To do: Copy all lines that contain the word "соединения".

Collection entries:
---

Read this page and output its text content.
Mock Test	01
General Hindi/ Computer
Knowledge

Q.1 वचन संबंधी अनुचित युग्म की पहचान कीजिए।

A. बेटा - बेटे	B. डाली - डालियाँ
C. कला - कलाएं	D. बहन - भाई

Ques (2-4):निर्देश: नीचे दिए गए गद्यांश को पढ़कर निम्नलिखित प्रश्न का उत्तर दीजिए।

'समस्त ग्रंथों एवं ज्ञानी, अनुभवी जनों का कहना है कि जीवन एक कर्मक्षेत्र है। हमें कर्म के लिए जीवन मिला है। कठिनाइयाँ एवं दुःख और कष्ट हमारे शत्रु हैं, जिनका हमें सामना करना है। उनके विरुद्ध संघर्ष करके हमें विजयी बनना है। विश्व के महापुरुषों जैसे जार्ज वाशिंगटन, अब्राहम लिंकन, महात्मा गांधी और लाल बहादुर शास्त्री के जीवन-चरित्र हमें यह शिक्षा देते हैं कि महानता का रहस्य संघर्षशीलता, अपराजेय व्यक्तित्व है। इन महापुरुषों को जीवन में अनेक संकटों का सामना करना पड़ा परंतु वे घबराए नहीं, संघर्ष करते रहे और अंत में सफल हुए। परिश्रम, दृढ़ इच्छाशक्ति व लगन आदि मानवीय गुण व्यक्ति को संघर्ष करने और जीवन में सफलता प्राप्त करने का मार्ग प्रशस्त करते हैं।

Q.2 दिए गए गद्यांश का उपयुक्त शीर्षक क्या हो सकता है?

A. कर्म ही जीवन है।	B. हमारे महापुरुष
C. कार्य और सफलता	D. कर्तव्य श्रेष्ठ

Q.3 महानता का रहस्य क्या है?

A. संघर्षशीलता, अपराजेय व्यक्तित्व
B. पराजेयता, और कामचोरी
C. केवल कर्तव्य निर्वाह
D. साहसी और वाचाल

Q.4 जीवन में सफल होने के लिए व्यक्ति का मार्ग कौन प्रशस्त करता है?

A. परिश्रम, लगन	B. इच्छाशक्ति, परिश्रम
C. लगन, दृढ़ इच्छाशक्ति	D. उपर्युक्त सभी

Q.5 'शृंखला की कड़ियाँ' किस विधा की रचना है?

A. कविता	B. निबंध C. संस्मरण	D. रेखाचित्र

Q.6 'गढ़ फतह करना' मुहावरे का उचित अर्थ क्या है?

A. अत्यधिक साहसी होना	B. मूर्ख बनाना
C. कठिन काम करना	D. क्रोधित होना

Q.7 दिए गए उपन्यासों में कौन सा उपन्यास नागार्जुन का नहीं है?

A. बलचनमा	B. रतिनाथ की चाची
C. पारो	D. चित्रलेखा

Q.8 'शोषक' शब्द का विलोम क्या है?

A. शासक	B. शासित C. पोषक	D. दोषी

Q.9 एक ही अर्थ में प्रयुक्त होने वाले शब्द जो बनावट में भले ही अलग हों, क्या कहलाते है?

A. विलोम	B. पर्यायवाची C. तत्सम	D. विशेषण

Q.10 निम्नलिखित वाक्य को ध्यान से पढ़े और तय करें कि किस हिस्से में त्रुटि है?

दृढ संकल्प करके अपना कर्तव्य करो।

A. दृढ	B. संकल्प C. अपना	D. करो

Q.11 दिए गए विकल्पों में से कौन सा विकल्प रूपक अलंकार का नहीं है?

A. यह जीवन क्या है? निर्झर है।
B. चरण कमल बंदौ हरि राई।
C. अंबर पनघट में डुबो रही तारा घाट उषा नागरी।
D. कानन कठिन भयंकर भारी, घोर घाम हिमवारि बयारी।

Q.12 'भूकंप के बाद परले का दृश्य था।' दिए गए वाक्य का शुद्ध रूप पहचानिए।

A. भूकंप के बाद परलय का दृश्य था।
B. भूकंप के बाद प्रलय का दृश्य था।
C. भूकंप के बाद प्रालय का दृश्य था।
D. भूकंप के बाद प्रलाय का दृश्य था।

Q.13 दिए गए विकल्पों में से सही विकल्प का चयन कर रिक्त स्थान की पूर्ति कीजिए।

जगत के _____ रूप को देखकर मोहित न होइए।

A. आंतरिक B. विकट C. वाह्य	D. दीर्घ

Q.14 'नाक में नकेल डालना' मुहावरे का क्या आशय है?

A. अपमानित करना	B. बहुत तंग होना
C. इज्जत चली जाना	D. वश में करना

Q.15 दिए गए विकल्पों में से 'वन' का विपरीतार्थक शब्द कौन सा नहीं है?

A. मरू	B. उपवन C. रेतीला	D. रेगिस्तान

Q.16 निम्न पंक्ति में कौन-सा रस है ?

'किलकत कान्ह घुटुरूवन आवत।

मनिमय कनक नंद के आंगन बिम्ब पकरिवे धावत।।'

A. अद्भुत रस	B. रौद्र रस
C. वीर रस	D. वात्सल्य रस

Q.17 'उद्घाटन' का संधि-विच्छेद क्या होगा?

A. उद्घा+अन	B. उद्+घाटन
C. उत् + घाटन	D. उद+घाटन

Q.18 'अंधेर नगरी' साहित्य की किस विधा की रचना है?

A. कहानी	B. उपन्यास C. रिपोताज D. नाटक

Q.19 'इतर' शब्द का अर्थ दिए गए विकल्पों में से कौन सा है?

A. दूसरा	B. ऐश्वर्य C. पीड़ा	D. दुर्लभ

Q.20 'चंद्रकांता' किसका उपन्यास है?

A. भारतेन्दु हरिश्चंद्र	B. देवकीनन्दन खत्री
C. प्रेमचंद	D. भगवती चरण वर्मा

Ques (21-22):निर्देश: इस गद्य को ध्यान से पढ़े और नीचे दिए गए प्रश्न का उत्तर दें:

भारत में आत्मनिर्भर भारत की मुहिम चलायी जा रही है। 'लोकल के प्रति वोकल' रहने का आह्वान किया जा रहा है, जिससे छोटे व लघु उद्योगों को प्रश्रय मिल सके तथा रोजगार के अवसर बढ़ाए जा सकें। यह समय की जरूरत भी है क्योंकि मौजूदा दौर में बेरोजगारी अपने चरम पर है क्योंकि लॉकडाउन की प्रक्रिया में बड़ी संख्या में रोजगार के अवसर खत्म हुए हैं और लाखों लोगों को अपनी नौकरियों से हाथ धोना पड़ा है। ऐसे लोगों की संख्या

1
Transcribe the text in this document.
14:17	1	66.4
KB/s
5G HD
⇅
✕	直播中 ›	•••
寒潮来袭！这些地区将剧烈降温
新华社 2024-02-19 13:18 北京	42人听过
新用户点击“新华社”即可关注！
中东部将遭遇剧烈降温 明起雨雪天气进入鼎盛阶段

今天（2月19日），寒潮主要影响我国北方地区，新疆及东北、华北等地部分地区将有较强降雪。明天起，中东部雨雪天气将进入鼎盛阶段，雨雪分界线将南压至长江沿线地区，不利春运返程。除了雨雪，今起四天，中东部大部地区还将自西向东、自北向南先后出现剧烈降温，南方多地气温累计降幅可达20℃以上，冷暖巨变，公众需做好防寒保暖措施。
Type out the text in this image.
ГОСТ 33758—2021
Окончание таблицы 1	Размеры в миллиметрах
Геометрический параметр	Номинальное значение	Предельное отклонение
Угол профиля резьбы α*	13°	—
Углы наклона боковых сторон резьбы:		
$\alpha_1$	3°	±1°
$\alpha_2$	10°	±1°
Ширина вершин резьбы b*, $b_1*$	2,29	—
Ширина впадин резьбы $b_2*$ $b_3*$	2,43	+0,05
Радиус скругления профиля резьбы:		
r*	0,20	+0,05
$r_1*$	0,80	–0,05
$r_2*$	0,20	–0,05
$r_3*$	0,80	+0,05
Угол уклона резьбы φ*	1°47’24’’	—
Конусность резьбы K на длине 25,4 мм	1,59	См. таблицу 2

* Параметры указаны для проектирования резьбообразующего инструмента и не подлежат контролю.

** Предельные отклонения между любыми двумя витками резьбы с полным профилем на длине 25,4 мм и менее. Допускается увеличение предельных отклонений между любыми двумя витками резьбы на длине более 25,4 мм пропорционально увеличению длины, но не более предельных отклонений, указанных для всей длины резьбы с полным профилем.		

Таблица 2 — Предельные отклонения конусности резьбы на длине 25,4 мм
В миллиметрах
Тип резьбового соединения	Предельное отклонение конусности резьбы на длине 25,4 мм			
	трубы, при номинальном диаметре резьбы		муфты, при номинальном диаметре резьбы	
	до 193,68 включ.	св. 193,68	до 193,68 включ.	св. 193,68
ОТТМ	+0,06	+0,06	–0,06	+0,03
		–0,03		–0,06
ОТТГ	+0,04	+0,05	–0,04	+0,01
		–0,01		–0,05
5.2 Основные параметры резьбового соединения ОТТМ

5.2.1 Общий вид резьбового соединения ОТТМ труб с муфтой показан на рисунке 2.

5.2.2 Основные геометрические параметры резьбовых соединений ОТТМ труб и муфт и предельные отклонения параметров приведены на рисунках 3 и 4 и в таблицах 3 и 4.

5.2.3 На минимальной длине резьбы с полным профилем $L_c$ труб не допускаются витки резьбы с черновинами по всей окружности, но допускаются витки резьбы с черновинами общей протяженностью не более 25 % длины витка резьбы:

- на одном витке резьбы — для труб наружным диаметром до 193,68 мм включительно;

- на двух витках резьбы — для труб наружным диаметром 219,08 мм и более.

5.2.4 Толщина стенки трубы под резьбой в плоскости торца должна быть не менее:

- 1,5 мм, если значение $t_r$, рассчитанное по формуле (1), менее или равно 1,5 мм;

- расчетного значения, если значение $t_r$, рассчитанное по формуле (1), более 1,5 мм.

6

---

Response below:
Тип резьбового соединения	Предельное отклонение конусности резьбы на длине 25,4 мм			
5.2 Основные параметры резьбового соединения ОТТМ
5.2.1 Общий вид резьбового соединения ОТТМ труб с муфтой показан на рисунке 2.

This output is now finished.